(Excerpt provided)
-- Begin --

The student newspaper of Clark University

The Scarlet

The student newspaper of Clark University

The Scarlet

The student newspaper of Clark University

The Scarlet

Student Council Will Join Divestment Campaign

Proposal for campus-wide divestment referendum in development
Leo Kerz
CUSC representatives unanimously approve a measure to join the SJP’s divestment campaign on Instagram.

Clark’s Undergraduate Student Council (CUSC) voiced its support for an ongoing campus divestment campaign at a meeting last Thursday night. 

CUSC voted unanimously to draft an Instagram post officially endorsing the call for divestment that over 40 clubs have already joined through posts on the platform. 

The movement, initiated by a March 10 Instagram post, is organized by a new student organization called Clark Students for Justice in Palestine (CSJP). The group, which the University recently recognized as a club, is demanding that Clark divest its endowment fund from any investments in corporations associated with the “ongoing genocide of Palestinians” by Israeli forces.

The Student Council meeting, which lasted over two hours, was well-attended by concerned students seeking to make their voices heard on the issue of divestment. 

The social media campaign for divestment was launched by CSJP in reaction to a meeting in early February between student activists and University leaders, including President David Fithian and Dean of Students Kamala Kiem. According to CSJP’s March 10 Instagram post, the administrators asked the students for more evidence of broader student support for divestment. 

Members of CUSC were similarly told by University leaders that evidence of consensus among the student body was necessary for any divestment proposal to move forward through them to the Board of Trustees, which controls Clark’s endowment fund. 

An ad-hoc committee of CUSC representatives began drafting a resolution calling for a campus-wide referendum on divestment before Thursday’s meeting. They expect to have draft legislation ready for proposal for Student Council’s next meeting on March 28. 

Students comment on divestment

Around 6:45 p.m., a crowd formed around the Alumni Board Room, where CUSC was already in executive session with Provost Sebastián Royo and Dean of Students Kamala Kiem. Executive sessions are not open to the public.

Doors opened to the Alumni Board Room shortly past 7:00 p.m. after the executive session adjourned. Provost Royo and Dean Kiem left before the CUSC general meeting began. Sammi Bosque ’24, President of CUSC, collected the names of students wishing to offer a public comment. 

Soon, all the chairs in the boardroom were filled, and students lined the walls. Many brought signs with messages like, “Challenge convention, divest.”

Over the next half-hour, most speakers offered their opinions on the divestment movement. Each speaker was given a maximum of two minutes on the floor.

Ethan Quinn ’25, President of Clark Hillel, one of the campus affinity organizations for Jewish students, said that the push for divestment from businesses with Israeli ties was worrying.

-- End --

(Stated exercise 1) From the article on the student council and divestment, extract the passage starting with "Ethan Quinn ’25, President" and going on through "ties was worrying.".
The listing has no connection to the divestment article.

(Provided records)
-- Begin --

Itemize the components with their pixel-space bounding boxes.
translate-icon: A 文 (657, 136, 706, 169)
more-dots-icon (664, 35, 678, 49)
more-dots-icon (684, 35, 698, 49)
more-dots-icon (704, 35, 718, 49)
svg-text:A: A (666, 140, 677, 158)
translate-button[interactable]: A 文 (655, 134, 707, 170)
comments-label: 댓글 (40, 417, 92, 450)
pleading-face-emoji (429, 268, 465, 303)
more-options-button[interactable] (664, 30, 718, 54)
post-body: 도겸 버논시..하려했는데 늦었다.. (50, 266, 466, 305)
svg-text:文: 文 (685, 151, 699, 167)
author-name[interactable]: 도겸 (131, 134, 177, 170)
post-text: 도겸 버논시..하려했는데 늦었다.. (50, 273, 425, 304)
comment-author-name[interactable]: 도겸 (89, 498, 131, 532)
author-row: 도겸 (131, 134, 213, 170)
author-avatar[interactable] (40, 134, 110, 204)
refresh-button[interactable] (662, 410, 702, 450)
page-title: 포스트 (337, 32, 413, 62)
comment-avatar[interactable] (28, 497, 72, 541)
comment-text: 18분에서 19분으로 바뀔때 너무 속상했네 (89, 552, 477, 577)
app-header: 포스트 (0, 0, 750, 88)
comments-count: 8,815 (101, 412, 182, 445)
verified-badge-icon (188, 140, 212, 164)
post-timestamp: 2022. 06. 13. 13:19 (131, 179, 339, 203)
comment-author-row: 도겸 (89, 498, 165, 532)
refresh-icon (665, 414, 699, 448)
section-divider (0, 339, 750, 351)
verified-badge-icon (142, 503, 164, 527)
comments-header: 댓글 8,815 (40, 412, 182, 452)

-- End --

(Stated exercise 2) In the listing, starting with the first line and going on through the line with "more-options-button[interactable] (664, 30, 718, 54)", change "more-dots-icon" to "ellipsis-icon" and give back only those lines.

(Written solution 1)
Ethan Quinn ’25, President of Clark Hillel, one of the campus affinity organizations for Jewish students, said that the push for divestment from businesses with Israeli ties was worrying.

(Written solution 2)
Itemize the components with their pixel-space bounding boxes.
translate-icon: A 文 (657, 136, 706, 169)
ellipsis-icon (664, 35, 678, 49)
ellipsis-icon (684, 35, 698, 49)
ellipsis-icon (704, 35, 718, 49)
svg-text:A: A (666, 140, 677, 158)
translate-button[interactable]: A 文 (655, 134, 707, 170)
comments-label: 댓글 (40, 417, 92, 450)
pleading-face-emoji (429, 268, 465, 303)
more-options-button[interactable] (664, 30, 718, 54)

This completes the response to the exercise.